▸ **Goal**: Report how many lines below contain the word "поэта", and give only that number.

▸ **Records for the task**:

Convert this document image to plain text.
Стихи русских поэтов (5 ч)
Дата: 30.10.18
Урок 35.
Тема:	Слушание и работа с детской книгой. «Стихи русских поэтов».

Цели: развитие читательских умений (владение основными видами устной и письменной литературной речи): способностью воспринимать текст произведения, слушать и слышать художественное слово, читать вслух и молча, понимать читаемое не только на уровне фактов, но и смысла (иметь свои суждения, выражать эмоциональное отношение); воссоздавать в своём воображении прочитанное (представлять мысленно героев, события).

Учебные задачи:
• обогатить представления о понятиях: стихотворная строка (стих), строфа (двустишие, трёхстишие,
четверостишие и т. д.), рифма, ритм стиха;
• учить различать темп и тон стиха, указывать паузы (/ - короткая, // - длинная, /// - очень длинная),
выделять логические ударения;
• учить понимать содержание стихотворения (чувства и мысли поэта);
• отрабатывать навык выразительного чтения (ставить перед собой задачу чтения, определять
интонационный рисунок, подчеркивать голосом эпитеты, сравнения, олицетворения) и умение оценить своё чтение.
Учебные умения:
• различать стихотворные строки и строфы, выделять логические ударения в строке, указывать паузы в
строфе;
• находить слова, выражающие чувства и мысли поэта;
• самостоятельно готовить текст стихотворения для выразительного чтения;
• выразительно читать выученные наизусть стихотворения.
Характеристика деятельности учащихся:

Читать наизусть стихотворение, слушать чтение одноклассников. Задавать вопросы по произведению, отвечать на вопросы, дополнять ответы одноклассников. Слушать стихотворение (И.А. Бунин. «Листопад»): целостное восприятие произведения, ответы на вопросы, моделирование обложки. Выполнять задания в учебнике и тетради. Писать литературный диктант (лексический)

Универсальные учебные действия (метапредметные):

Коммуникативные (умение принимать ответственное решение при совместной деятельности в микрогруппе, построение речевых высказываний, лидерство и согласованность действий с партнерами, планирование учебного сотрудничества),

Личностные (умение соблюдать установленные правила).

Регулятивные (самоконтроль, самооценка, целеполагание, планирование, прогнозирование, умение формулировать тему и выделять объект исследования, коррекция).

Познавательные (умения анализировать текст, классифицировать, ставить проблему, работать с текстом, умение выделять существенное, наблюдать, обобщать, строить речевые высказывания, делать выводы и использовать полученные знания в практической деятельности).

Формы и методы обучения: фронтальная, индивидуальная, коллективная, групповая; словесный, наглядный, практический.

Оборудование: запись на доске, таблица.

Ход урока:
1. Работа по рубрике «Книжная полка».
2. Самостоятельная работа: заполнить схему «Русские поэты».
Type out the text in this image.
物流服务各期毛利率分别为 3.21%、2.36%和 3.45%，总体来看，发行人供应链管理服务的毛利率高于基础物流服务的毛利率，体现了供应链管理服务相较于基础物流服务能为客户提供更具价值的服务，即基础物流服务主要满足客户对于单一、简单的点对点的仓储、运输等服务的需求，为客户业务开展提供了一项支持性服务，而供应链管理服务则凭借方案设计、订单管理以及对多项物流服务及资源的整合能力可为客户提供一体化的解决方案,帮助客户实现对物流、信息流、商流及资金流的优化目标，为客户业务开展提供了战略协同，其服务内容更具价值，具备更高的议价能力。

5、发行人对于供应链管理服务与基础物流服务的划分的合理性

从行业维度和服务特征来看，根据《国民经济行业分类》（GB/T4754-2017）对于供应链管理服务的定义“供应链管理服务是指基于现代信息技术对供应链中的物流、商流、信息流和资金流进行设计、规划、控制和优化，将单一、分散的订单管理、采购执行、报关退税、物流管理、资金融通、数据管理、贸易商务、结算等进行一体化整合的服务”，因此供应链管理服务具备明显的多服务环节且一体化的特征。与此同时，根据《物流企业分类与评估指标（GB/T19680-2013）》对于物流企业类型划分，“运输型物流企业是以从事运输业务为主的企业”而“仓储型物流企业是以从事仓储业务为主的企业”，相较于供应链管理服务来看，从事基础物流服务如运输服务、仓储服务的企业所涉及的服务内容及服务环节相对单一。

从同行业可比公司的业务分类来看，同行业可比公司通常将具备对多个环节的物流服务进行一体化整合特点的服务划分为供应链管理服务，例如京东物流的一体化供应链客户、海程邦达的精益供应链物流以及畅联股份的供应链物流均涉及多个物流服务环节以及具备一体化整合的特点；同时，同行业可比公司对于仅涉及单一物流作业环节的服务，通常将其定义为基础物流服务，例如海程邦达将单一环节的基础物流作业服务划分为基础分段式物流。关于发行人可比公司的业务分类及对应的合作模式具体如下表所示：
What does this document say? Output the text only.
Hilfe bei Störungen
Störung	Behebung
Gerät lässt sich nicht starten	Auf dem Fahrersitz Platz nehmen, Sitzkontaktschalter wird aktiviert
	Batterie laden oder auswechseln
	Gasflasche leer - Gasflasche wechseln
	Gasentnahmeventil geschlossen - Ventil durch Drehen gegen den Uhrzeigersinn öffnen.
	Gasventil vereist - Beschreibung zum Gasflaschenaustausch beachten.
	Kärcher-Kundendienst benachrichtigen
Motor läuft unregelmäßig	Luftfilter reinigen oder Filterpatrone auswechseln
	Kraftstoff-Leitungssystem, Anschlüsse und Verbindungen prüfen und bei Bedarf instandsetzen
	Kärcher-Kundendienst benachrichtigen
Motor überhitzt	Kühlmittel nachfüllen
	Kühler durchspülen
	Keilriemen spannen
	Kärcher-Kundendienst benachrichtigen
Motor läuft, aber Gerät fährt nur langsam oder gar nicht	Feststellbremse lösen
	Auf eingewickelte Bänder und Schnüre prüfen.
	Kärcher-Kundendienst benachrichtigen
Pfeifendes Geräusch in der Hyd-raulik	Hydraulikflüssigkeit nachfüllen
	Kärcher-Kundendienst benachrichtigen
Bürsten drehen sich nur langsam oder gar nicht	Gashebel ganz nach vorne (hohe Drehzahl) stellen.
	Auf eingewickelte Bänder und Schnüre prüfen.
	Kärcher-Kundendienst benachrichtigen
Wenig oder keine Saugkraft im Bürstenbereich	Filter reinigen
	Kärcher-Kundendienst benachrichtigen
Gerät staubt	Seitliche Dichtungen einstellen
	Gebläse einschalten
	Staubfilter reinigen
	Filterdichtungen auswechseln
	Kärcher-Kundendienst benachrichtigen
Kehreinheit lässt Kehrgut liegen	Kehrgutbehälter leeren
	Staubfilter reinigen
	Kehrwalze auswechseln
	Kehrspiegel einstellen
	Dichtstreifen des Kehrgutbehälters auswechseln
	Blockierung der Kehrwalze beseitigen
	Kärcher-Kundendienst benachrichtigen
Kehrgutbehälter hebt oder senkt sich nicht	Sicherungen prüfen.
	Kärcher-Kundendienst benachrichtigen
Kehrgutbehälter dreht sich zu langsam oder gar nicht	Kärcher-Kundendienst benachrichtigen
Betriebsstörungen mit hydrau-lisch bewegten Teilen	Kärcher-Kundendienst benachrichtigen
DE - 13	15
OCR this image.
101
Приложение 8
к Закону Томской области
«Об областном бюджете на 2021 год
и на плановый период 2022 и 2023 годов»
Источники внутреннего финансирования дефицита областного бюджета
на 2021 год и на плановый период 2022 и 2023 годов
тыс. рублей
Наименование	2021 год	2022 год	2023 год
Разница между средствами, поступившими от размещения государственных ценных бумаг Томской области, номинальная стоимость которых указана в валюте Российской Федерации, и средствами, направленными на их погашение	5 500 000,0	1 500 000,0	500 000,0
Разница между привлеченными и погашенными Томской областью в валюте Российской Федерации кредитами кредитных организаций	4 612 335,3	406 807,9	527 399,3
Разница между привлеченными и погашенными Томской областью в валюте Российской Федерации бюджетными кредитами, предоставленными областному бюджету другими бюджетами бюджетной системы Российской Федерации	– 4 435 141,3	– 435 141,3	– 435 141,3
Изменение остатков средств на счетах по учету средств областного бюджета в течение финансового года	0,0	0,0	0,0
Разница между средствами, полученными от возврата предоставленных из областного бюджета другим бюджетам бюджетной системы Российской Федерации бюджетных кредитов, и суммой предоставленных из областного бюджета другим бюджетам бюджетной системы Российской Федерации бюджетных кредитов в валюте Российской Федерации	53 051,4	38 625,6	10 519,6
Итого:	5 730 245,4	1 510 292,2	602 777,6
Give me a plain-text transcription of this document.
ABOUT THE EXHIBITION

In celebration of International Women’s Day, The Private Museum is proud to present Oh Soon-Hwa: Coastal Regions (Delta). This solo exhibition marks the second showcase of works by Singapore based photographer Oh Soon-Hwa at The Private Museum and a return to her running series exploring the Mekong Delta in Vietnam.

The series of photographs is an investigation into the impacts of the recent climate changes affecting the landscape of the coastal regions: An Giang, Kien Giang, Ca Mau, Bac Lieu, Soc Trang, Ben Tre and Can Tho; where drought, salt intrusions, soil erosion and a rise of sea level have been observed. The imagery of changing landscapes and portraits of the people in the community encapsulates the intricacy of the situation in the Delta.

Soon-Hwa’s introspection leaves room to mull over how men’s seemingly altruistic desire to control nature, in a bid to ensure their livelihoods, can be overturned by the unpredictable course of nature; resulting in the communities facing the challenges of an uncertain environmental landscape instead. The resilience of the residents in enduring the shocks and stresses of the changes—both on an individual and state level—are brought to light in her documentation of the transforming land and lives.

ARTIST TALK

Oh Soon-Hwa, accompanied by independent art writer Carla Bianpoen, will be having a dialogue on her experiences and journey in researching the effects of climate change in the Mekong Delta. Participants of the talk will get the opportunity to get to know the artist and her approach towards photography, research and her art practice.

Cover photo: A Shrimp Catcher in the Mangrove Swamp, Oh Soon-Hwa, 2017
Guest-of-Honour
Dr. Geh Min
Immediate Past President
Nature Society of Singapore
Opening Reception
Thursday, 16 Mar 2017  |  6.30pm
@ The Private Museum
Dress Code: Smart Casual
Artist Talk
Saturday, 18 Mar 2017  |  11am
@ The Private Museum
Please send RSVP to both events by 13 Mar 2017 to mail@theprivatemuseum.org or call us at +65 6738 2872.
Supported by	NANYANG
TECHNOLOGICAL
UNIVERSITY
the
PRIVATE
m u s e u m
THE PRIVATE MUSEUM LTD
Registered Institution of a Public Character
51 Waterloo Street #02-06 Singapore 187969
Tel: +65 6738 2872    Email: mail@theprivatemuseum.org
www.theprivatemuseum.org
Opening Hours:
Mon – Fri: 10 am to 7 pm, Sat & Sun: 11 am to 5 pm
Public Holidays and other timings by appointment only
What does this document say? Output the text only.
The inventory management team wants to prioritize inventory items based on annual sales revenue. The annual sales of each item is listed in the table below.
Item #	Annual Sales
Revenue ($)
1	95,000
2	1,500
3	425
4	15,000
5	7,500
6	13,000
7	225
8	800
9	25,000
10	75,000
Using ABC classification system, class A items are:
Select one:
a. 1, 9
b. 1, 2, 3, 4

▸ **Written answer**: 2